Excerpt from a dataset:
......

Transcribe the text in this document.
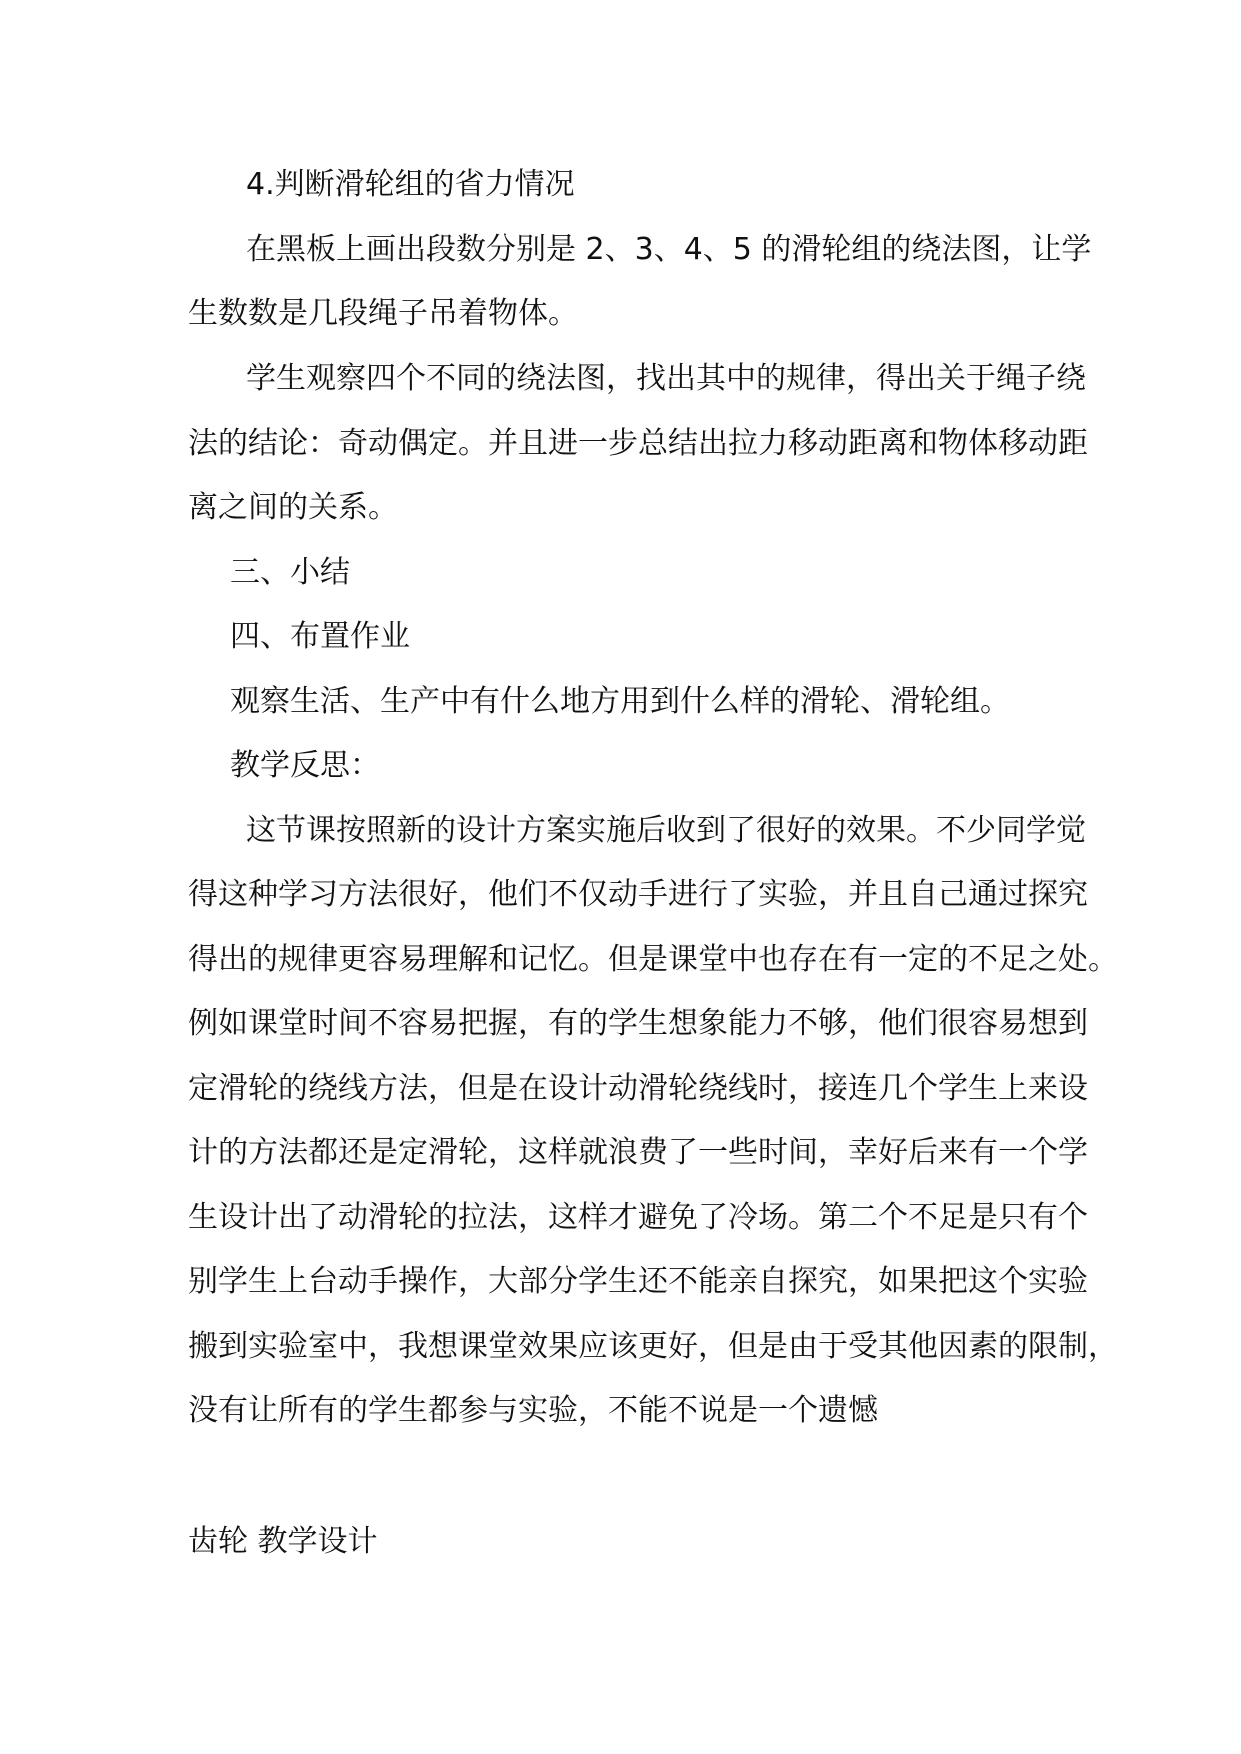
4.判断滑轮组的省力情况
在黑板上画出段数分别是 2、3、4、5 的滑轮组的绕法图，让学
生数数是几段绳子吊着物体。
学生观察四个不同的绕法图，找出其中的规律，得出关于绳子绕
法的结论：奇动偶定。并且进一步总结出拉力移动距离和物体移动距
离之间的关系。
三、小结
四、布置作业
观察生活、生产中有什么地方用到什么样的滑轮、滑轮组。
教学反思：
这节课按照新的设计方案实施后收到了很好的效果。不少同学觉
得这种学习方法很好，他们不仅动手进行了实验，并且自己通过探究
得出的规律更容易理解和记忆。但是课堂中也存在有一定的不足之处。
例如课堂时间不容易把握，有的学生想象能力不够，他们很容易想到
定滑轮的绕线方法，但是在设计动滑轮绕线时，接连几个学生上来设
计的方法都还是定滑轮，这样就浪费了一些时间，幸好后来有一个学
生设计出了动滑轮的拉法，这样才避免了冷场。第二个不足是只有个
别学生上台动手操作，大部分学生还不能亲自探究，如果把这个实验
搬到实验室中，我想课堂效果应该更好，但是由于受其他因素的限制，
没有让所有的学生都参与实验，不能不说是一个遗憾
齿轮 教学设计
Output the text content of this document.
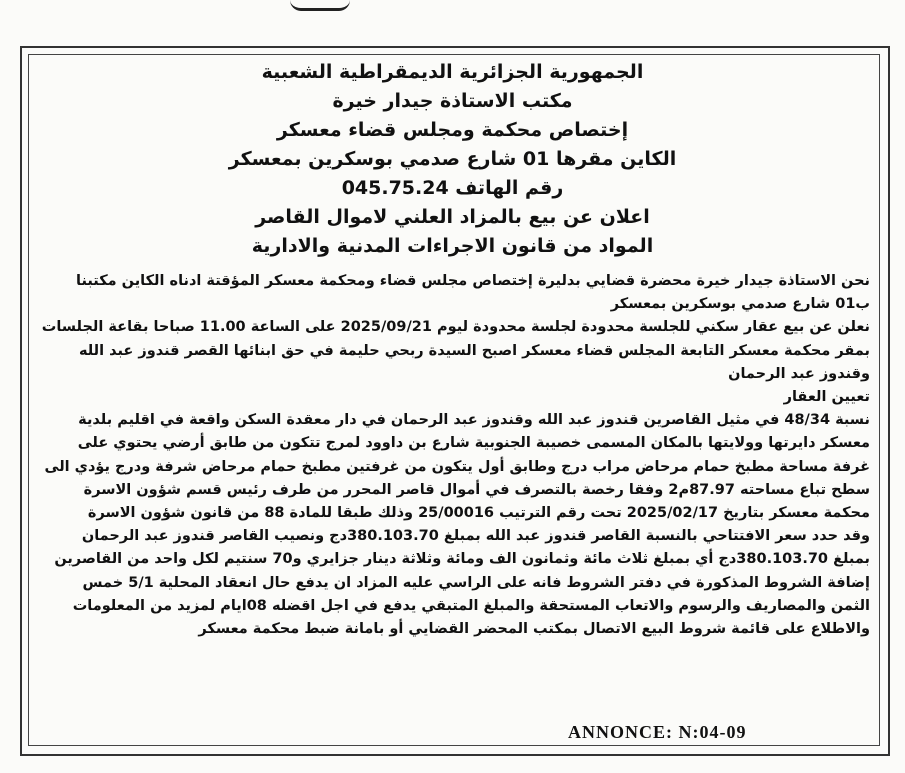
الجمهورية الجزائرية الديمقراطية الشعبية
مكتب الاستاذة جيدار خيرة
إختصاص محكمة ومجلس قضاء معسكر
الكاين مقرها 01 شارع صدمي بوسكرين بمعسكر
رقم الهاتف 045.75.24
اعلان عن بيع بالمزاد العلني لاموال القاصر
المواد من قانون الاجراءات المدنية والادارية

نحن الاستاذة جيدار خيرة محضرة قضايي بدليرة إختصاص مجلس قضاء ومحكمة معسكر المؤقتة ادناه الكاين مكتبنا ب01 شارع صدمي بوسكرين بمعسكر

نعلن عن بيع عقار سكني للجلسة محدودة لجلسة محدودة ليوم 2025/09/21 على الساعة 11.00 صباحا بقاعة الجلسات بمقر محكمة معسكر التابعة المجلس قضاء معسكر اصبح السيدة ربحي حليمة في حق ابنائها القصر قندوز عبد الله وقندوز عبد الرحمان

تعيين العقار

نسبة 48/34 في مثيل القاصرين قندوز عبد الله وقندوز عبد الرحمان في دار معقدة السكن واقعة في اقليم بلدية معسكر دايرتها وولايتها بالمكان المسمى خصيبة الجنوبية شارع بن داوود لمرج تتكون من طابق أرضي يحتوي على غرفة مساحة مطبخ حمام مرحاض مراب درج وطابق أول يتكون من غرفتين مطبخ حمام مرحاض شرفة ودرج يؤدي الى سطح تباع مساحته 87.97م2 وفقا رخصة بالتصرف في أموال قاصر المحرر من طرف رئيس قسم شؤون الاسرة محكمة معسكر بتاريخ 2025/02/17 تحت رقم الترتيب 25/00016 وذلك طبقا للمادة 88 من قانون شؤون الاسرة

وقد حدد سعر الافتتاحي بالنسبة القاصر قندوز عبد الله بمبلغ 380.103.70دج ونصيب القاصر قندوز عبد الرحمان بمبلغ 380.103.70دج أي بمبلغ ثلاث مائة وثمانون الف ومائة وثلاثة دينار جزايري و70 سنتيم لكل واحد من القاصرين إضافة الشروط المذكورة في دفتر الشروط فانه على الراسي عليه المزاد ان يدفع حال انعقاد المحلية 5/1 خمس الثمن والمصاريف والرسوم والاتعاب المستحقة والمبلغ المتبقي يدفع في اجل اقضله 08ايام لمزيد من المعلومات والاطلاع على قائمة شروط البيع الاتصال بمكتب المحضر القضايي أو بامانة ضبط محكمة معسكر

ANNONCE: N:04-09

......

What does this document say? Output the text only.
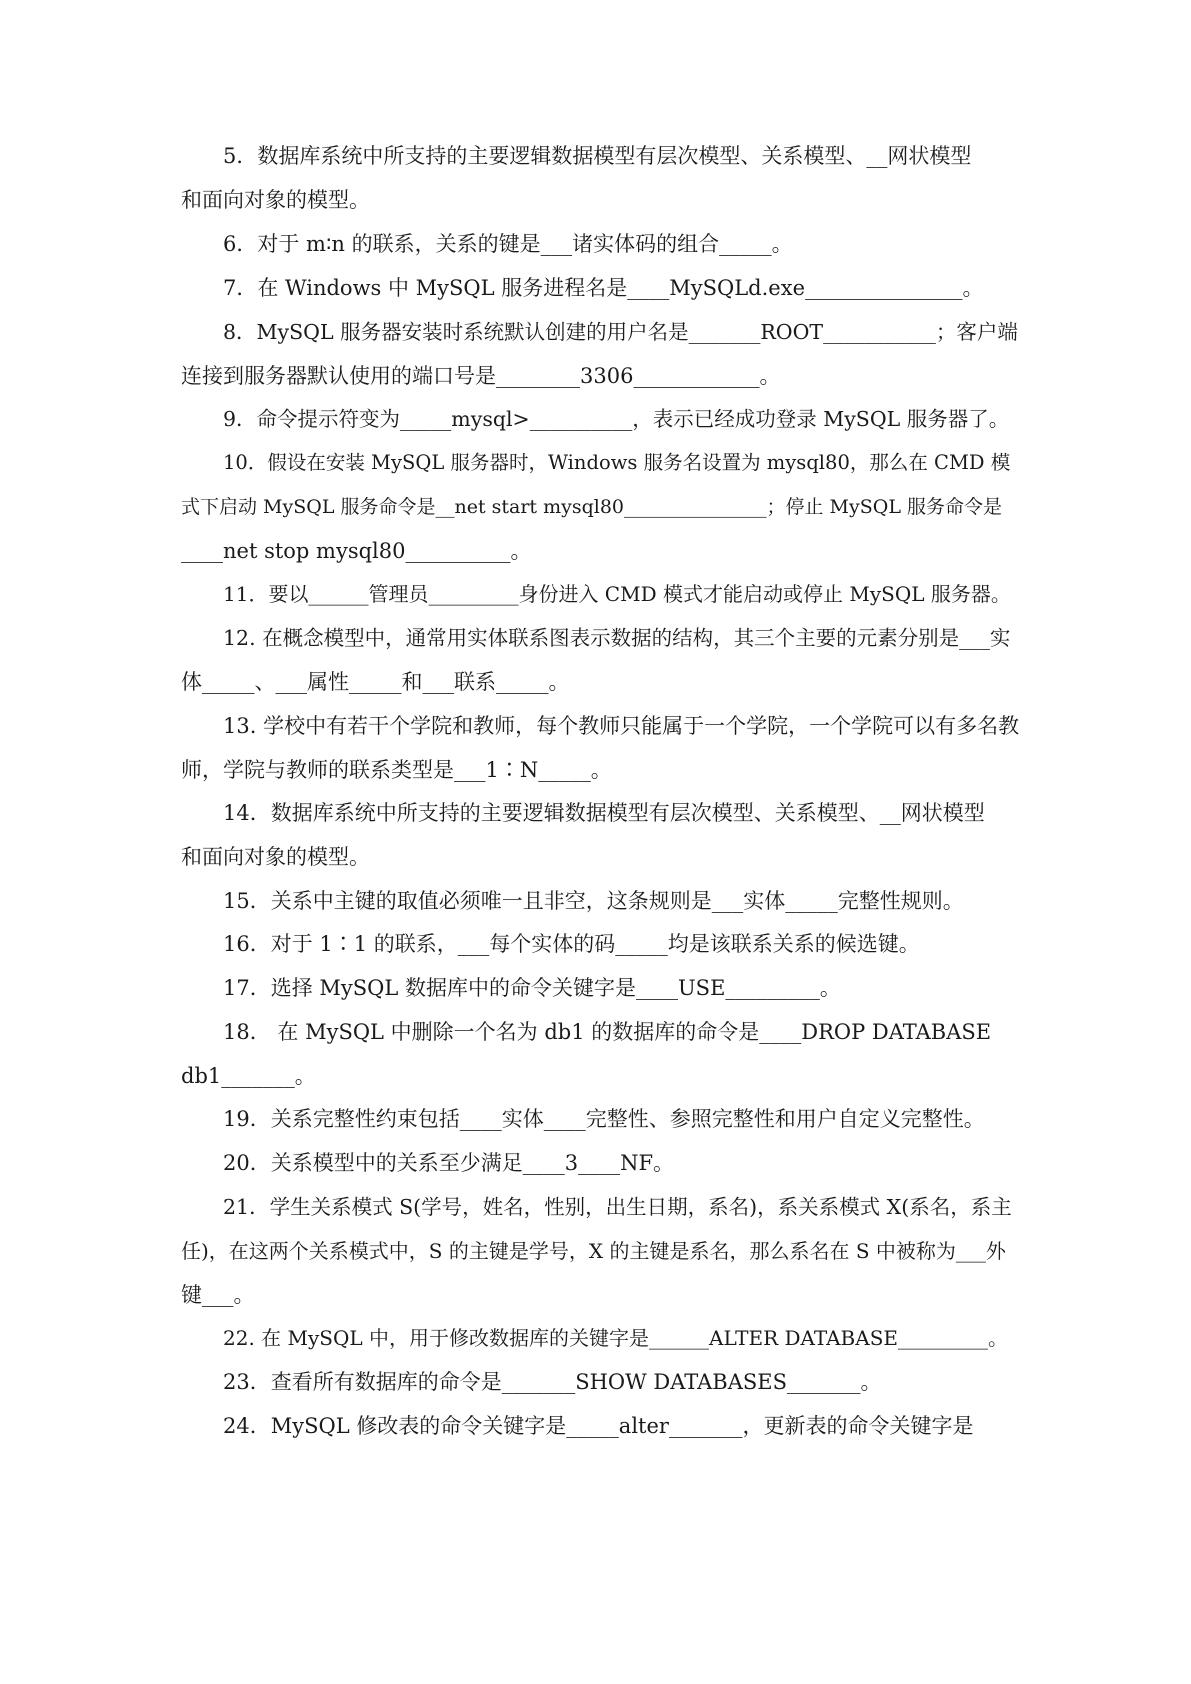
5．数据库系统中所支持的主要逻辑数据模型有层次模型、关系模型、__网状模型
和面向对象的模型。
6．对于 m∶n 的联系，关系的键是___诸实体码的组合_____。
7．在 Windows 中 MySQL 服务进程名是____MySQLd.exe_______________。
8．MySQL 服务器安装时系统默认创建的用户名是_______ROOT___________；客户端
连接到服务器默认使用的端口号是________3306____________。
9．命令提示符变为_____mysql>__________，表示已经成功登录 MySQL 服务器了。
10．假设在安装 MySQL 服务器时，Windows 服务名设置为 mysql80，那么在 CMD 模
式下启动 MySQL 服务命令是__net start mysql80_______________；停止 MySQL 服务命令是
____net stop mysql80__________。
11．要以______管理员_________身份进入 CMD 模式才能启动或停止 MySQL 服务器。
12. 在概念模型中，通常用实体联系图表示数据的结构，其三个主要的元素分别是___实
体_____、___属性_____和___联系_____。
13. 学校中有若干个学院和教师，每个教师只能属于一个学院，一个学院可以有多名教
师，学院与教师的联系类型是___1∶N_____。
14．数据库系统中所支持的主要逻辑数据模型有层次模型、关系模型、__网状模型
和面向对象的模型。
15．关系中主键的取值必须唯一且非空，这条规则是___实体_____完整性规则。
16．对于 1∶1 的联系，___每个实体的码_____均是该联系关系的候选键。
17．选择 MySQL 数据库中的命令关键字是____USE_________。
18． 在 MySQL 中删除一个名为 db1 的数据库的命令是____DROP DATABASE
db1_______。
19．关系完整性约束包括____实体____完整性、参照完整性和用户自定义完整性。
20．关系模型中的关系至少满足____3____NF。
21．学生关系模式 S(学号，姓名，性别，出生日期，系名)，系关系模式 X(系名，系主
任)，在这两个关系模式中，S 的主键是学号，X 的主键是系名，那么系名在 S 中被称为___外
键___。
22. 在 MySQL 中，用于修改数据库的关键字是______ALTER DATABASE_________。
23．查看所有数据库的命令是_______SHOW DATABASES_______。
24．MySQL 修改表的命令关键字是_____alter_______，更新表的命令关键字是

......

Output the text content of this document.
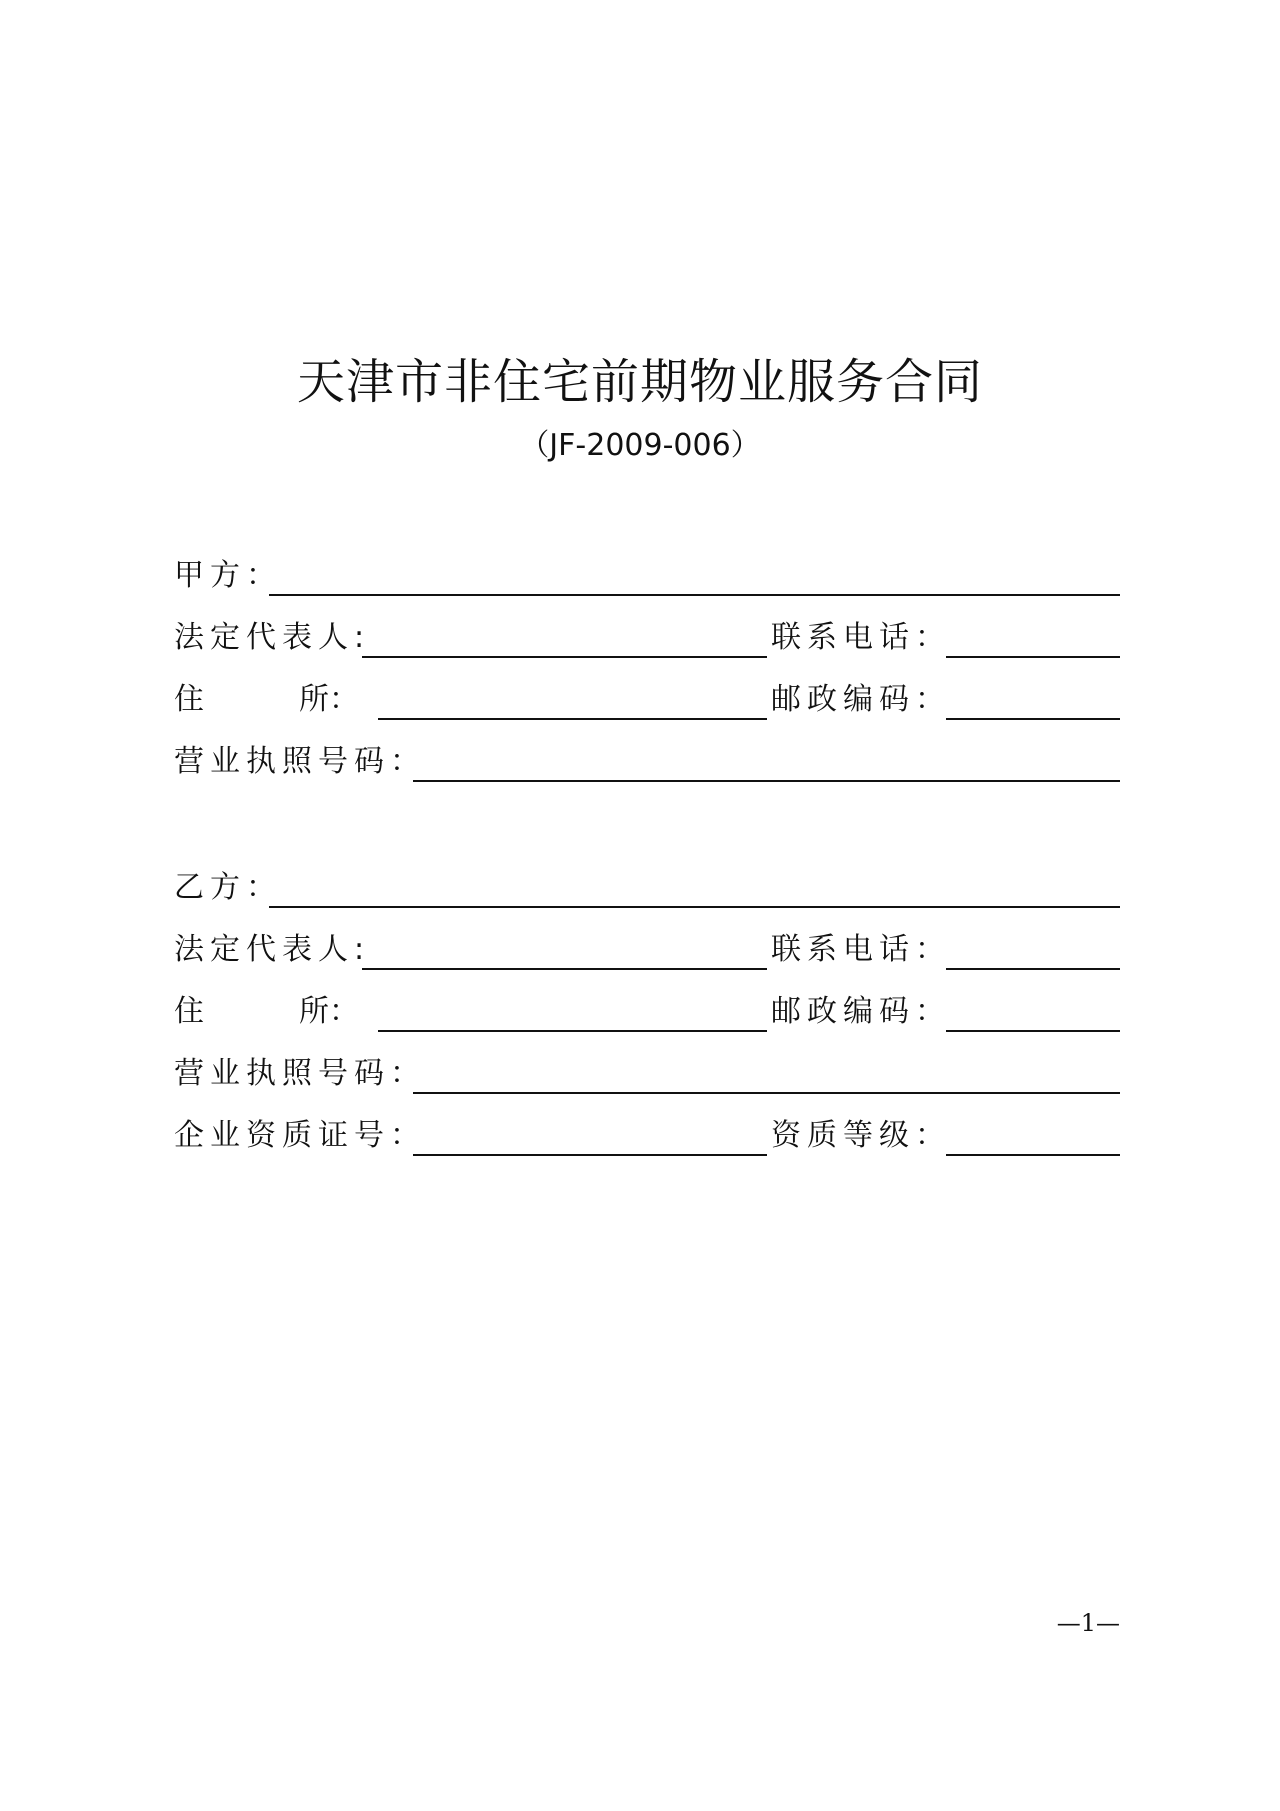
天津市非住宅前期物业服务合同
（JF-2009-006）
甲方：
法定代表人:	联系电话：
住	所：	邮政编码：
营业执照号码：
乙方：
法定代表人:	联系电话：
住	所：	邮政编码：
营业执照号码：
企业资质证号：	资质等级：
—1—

......

Directions
Go through the entries above and copy every line containing "صدمي".

Response for this exercise
الكاين مقرها 01 شارع صدمي بوسكرين بمعسكر
نحن الاستاذة جيدار خيرة محضرة قضايي بدليرة إختصاص مجلس قضاء ومحكمة معسكر المؤقتة ادناه الكاين مكتبنا ب01 شارع صدمي بوسكرين بمعسكر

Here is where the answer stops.